- [Brief]: Return verbatim the passage of the datastore guide below that runs from "Connecting a datastore" up to and including "access the data.".

Connecting a datastore to an AI Employee allows that agent to reference the datastore's knowledge when responding to queries. Without a connection, the AI cannot access the data.

### Connection Methods

#### Method 1: During AI Employee Creation

When creating a new AI Employee:

1. In the creation form, find **"Knowledge"** section
2. Click the knowledge selector
3. Search and select datastores
4. Multiple datastores can be connected
5. Save the AI Employee

#### Method 2: From AI Employee Settings

For existing AI Employees:

1. Navigate to **AI Employees** → Select employee
2. Go to **Settings** tab
3. Find **"Knowledge"** section
4. Click **"Edit"** or knowledge selector
5. Add/remove datastores
6. Click **"Save"**

#### Method 3: From Integration Setup

When setting up integrations (WhatsApp, Messenger, etc.):

1. During integration configuration
2. Select AI Employee
3. Knowledge selector appears automatically
4. Choose relevant datastores
5. Complete integration setup

### Multiple Datastore Strategy

**Best Practices:**

**Scenario 1: Specialized AI Employees**

* **Support AI**: Connect only support-related datastores
* **Sales AI**: Connect product catalogs and pricing
* **HR AI**: Connect policies and employee handbooks

**Scenario 2: Comprehensive Knowledge**

* Connect multiple related datastores to one AI
* Example: Support AI with product docs + FAQs + troubleshooting guides

**Performance Considerations:**

* More datastores = more data to search
* Keep connections relevant to avoid confusion
* Typical limit: 5-10 datastores per AI Employee

### Viewing Connections

**From Datastore Page:**

Each datastore card shows:

* **Connected AI Employees**: Count of agents using this datastore
* **Click to view**: List of specific AI Employees

**From AI Employee Page:**

Settings tab displays:

* **Connected Datastores**: Full list with names
* **Quick remove**: Unlink datastores easily

***

## 7. Managing Datastores

### Datastore List View

**Main Page Display:**

Each datastore card shows:

* **Name**: Datastore title
* **Description**: Purpose overview
* **Datasource Count**: Number of sources inside
* **Connected AI Employees**: How many agents use it
* **Last Updated**: Most recent modification
* **Actions**: Edit, Delete, View Details

### Viewing Datastore Contents

**Detail Page:**

Click on any datastore to see:

* **Overview**: Name, description, stats
* **Datasources List**: All contained datasources
  * File name/URL
  * Type (PDF, website, text)
  * Status (Ready, Processing, Failed)
  * Size/Length
  * Upload date
  * Actions (View, Delete)

- [Provided data]:
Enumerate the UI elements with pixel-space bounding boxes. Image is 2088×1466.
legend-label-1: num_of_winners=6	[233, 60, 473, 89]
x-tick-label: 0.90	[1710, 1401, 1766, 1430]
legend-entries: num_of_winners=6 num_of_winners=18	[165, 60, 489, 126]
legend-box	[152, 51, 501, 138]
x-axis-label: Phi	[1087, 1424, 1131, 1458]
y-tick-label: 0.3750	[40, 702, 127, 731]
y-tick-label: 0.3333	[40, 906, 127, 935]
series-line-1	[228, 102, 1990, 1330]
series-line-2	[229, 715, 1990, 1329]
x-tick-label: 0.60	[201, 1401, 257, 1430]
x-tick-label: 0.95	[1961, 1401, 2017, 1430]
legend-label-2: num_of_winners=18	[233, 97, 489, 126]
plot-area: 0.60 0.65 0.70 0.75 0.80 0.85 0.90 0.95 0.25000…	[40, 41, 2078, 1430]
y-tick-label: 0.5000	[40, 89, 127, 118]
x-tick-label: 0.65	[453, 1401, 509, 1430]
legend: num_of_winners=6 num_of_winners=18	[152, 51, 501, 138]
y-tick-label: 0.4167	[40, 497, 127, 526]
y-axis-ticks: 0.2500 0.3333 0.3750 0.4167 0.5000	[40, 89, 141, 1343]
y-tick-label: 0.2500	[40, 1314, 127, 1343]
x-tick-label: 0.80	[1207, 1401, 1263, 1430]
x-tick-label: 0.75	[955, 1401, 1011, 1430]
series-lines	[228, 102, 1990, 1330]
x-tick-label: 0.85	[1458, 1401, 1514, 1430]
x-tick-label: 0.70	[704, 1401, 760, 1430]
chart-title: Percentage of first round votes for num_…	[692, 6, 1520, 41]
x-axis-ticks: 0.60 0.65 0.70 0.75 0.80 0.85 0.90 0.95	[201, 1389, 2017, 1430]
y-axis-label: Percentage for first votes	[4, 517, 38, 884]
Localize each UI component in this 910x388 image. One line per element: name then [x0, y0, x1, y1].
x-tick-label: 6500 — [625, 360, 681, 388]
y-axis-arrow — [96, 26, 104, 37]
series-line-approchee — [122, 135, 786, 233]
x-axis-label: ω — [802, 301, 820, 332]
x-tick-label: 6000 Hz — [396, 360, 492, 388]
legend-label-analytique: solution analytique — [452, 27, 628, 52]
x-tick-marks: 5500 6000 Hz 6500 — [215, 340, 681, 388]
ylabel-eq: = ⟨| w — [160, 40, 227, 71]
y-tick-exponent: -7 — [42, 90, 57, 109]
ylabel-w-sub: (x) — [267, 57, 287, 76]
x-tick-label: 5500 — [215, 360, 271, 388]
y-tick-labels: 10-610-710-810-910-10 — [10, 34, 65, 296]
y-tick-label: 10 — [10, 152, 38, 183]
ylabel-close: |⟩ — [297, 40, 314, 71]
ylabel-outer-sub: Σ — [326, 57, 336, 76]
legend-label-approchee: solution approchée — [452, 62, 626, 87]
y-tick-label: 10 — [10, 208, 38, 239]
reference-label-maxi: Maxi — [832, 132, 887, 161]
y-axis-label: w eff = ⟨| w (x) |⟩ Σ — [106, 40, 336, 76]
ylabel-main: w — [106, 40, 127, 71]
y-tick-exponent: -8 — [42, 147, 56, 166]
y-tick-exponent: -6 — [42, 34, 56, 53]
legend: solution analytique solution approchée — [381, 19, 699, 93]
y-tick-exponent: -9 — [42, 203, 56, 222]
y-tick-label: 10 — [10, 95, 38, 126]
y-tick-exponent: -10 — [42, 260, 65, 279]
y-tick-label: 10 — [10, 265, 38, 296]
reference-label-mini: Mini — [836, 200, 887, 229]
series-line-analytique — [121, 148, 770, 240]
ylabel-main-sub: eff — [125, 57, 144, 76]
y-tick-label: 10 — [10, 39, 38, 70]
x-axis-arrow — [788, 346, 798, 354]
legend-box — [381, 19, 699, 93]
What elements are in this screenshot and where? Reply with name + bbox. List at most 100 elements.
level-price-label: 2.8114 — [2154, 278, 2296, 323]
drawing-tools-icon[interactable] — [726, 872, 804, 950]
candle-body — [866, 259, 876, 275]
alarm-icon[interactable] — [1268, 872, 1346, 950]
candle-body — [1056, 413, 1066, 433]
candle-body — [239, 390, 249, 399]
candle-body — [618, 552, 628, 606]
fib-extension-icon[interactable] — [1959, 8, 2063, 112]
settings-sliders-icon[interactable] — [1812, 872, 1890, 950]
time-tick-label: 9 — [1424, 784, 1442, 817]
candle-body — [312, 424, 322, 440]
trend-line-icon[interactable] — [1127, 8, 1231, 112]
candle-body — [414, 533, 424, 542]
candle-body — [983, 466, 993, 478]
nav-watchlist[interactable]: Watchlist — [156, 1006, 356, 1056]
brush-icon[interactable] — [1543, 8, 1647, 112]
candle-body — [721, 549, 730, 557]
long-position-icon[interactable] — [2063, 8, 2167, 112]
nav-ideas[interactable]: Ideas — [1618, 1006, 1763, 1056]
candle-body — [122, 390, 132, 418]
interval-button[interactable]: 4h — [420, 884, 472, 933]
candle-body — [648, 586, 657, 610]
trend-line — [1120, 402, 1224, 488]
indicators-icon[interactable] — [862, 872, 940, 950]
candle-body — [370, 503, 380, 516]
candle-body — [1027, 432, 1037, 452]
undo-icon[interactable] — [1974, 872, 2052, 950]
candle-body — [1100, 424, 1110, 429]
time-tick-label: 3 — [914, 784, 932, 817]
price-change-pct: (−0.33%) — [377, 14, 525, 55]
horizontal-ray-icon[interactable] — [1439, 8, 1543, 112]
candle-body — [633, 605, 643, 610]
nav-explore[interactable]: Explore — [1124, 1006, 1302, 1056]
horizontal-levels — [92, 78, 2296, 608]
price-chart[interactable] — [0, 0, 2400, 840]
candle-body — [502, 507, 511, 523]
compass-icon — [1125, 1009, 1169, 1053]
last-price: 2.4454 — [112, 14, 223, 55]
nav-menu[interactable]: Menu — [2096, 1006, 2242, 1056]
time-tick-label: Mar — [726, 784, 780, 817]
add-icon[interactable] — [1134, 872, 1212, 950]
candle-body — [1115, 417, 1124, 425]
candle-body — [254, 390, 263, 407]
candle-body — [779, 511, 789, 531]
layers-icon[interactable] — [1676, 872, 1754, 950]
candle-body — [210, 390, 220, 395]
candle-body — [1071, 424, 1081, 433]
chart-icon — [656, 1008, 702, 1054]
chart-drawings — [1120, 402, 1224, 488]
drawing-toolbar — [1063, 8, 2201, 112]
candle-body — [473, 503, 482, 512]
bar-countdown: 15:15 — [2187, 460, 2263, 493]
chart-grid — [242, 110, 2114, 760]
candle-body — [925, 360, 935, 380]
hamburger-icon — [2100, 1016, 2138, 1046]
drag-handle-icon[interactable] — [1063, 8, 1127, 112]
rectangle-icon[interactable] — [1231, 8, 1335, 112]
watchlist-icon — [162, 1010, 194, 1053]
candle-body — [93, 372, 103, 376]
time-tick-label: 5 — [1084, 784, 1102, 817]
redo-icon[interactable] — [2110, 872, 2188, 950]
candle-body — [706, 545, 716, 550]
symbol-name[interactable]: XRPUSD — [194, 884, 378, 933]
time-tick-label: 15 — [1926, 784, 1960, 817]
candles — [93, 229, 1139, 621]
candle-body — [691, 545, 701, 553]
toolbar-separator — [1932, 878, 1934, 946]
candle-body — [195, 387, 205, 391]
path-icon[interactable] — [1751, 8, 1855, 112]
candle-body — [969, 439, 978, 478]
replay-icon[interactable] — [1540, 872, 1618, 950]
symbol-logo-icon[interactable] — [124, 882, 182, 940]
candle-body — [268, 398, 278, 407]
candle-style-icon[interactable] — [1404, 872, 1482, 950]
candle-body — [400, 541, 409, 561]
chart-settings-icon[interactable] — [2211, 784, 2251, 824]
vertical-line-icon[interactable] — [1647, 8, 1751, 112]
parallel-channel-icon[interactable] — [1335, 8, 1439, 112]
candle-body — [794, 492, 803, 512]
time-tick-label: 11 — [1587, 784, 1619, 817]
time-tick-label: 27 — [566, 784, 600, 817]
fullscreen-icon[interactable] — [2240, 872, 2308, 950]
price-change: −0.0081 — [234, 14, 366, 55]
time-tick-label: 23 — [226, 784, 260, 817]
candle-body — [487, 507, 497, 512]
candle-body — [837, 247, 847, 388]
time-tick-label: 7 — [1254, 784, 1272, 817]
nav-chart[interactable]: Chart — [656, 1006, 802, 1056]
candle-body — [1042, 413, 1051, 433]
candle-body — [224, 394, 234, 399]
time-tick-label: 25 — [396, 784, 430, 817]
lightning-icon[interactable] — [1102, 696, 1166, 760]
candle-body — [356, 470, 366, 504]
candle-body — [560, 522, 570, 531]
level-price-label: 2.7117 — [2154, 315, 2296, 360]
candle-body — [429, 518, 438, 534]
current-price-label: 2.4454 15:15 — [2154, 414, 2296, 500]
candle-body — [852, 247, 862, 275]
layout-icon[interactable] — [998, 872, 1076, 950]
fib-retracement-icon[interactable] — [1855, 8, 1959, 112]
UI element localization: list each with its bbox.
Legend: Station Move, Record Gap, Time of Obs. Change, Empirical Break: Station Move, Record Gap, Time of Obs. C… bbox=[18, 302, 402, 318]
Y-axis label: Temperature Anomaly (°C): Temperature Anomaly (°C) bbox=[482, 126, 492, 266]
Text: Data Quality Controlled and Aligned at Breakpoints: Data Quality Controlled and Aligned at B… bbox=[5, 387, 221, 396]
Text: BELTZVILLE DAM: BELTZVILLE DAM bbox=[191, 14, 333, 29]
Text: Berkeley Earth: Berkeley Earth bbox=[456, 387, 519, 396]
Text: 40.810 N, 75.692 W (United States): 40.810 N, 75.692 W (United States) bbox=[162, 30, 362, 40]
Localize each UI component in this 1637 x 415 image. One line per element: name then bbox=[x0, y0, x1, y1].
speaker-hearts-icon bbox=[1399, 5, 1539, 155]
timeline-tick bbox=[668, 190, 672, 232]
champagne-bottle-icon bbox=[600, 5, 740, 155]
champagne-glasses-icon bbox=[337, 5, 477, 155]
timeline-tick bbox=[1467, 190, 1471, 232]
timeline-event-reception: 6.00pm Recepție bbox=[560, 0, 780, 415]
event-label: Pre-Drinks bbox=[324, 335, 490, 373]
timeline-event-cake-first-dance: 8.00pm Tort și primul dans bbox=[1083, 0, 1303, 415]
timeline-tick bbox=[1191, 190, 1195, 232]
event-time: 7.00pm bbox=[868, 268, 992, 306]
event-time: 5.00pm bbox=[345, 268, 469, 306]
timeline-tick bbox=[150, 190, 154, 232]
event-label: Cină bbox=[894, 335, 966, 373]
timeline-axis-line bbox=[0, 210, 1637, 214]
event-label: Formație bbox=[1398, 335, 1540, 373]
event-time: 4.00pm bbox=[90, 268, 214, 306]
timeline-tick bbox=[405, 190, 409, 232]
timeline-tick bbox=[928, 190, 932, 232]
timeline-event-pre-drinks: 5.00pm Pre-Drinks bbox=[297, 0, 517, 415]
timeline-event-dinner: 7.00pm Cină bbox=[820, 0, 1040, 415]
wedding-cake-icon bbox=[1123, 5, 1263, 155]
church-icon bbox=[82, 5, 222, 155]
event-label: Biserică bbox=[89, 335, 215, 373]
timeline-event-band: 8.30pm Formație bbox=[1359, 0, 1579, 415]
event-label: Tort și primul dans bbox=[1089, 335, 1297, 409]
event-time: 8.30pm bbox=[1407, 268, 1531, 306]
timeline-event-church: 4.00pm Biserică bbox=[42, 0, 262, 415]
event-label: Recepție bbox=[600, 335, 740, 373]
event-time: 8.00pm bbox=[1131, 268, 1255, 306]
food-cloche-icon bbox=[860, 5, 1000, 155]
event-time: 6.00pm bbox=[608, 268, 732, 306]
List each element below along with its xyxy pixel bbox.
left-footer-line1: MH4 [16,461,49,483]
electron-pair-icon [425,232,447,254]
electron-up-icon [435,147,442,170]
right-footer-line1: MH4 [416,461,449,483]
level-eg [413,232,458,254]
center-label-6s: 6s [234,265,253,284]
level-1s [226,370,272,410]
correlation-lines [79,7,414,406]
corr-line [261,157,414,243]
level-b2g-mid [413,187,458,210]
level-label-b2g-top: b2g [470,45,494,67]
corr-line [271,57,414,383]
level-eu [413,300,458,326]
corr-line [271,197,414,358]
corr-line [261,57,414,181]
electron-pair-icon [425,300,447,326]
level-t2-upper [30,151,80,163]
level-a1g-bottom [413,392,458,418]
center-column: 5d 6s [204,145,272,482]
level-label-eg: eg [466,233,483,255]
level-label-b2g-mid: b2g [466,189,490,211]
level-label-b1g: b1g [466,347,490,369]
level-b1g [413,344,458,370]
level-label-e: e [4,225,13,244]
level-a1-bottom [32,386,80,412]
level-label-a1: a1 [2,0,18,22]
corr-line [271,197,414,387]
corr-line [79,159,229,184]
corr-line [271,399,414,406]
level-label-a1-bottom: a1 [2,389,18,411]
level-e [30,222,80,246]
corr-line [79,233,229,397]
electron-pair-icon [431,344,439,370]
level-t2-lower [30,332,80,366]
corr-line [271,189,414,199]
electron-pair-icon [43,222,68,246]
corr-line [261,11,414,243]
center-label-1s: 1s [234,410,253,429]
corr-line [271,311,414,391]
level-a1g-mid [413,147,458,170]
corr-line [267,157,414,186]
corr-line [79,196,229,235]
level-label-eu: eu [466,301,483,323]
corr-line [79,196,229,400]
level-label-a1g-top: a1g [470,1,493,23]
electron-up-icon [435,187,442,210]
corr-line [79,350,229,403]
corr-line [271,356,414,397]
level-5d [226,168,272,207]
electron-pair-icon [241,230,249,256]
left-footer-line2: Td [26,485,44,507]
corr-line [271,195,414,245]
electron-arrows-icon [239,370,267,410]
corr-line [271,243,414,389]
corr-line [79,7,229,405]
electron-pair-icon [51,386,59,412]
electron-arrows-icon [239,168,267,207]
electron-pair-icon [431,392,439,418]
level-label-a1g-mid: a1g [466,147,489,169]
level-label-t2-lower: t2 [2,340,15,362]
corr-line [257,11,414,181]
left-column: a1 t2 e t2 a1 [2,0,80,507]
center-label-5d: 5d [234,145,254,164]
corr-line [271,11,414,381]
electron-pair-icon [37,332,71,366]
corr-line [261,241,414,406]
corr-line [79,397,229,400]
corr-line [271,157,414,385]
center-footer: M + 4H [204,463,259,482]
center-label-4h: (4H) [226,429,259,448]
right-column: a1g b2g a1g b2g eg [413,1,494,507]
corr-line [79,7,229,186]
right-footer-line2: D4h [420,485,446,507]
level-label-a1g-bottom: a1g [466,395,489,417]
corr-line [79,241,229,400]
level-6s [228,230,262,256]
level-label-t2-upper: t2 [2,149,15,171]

- [Response for this exercise]:
Connecting a datastore to an AI Employee allows that agent to reference the datastore's knowledge when responding to queries. Without a connection, the AI cannot access the data.